-- BEGIN Extracted information --

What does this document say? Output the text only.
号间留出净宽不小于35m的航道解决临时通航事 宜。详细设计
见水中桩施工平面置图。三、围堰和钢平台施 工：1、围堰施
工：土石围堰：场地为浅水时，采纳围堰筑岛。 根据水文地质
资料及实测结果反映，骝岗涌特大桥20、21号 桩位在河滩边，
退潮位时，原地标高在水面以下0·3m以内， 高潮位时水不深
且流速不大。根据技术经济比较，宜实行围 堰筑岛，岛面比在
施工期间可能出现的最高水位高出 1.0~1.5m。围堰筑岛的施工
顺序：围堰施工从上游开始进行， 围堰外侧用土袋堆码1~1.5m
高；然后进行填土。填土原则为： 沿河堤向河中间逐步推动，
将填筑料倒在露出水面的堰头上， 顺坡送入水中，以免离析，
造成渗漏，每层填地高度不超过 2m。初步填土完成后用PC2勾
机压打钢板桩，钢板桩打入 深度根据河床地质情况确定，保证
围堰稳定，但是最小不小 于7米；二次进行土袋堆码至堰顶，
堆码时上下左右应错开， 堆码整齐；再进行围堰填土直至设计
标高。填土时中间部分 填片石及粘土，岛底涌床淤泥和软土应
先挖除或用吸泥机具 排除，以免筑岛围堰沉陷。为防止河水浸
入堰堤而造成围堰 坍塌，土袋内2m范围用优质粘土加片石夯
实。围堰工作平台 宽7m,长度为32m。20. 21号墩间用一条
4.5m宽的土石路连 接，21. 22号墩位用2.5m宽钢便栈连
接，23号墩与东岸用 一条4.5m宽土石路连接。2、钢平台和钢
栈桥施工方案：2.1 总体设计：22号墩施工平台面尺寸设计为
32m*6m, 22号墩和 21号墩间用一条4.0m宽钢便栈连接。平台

-- END Extracted information --
-- BEGIN Extracted information --

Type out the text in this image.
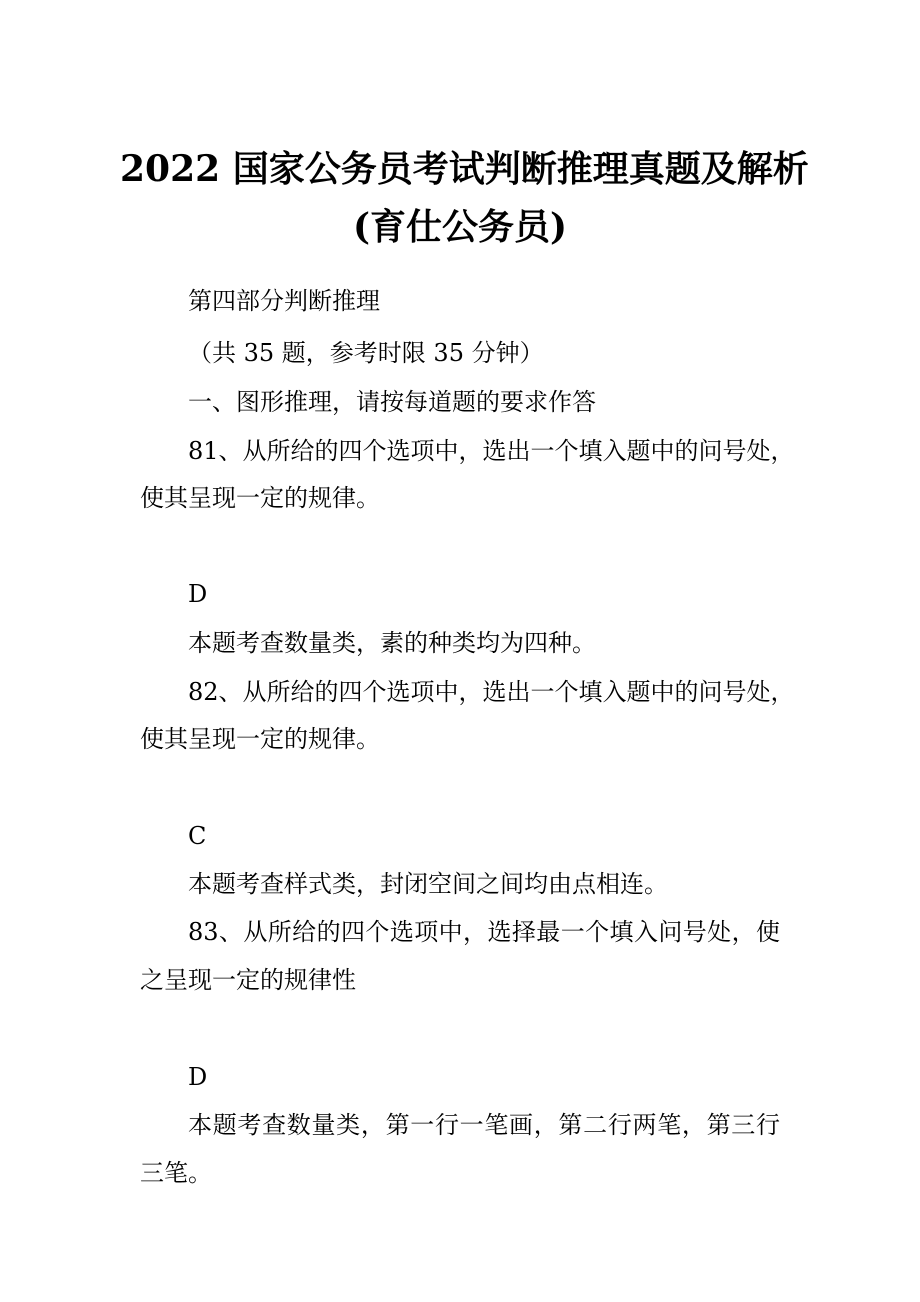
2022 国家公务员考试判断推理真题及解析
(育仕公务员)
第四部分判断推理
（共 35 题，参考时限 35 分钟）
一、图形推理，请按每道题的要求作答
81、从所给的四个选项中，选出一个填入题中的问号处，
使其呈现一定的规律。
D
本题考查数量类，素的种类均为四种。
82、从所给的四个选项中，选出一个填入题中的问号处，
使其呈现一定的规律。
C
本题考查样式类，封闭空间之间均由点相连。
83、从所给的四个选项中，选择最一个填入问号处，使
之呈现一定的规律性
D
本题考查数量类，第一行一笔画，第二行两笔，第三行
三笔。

-- END Extracted information --
-- BEGIN Extracted information --

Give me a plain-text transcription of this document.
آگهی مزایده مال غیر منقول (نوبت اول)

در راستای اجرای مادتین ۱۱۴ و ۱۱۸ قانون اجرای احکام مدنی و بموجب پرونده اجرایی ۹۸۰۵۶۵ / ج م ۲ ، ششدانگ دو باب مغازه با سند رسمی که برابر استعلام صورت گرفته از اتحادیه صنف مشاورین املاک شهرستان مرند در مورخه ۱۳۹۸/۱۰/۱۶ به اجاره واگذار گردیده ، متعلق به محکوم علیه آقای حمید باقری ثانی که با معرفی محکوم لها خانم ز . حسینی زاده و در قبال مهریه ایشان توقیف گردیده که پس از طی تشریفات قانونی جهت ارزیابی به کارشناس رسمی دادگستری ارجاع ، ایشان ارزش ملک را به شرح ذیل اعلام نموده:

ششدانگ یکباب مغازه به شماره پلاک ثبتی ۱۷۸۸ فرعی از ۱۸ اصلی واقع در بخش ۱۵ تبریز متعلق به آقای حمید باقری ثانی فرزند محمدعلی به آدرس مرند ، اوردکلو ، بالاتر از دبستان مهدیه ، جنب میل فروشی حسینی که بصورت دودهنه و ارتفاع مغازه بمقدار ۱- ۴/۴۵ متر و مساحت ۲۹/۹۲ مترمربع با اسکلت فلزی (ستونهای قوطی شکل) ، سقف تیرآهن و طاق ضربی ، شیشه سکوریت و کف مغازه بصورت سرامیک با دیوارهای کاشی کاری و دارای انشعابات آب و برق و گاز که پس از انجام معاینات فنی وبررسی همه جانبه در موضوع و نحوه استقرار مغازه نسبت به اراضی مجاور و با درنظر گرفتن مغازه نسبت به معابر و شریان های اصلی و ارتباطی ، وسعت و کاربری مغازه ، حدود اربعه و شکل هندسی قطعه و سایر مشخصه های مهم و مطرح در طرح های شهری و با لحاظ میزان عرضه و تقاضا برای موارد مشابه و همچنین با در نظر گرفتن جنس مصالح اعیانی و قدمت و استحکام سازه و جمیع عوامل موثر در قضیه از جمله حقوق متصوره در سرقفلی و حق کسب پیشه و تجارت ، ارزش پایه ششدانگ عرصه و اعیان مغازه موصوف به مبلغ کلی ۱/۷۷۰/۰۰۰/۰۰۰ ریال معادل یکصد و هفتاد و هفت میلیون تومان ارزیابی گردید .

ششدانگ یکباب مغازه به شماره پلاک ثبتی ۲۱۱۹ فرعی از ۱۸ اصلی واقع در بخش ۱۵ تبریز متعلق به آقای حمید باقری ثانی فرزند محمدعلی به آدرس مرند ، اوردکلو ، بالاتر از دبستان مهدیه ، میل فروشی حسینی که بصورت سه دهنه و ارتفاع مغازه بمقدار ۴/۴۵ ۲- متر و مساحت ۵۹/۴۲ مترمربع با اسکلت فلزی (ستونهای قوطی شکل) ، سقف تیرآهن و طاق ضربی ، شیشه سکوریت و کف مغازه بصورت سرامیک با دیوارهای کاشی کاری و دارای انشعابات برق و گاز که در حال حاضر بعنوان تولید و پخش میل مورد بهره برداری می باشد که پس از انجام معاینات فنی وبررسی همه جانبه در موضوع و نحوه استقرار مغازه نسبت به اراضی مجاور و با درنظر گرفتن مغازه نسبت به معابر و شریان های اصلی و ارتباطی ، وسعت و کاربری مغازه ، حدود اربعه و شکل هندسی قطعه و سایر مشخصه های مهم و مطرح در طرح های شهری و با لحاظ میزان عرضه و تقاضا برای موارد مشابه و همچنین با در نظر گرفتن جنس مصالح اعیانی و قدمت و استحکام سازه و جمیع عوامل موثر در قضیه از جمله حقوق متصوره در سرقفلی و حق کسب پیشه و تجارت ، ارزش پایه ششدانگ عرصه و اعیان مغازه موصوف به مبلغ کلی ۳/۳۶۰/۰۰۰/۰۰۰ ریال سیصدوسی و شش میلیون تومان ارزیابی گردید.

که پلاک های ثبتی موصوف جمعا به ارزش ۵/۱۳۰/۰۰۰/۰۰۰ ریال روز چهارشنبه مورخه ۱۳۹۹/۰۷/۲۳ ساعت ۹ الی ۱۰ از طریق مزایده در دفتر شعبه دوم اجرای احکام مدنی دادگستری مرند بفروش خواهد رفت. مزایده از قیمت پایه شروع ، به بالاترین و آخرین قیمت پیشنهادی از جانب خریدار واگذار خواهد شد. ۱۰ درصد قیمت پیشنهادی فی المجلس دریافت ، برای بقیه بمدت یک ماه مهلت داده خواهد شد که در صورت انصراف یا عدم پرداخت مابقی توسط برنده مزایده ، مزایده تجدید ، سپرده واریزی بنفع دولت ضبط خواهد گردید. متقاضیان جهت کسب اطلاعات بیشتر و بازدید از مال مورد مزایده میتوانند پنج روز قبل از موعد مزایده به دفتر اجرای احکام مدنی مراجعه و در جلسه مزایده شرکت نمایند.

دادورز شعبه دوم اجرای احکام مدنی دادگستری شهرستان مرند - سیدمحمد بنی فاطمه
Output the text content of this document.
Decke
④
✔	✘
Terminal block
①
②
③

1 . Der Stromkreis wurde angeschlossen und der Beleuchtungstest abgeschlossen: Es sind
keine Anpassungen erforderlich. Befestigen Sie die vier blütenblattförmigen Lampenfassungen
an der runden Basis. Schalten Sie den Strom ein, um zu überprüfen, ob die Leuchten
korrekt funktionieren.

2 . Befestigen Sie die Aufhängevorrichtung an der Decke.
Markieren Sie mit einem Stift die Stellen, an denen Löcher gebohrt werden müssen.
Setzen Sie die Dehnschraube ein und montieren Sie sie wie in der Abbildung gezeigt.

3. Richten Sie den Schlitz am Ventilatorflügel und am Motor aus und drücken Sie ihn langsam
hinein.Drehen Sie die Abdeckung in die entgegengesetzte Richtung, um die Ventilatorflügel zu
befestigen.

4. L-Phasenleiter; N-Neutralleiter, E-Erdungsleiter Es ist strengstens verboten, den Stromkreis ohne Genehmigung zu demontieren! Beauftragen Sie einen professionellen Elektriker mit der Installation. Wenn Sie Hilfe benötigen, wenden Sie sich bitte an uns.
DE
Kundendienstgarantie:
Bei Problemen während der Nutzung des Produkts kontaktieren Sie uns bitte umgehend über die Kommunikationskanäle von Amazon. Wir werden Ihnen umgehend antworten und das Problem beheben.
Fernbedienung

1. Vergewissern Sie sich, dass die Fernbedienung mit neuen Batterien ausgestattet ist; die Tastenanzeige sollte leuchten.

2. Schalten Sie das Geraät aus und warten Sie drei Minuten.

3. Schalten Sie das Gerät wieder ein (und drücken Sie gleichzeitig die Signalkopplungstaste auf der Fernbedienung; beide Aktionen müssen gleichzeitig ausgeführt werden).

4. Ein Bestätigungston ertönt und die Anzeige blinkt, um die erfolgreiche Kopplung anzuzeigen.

-- END Extracted information --

§ **Task**
Among the lines of the data above, count those holding "اعیانی" and state only the number.

§ **Complete answer**
2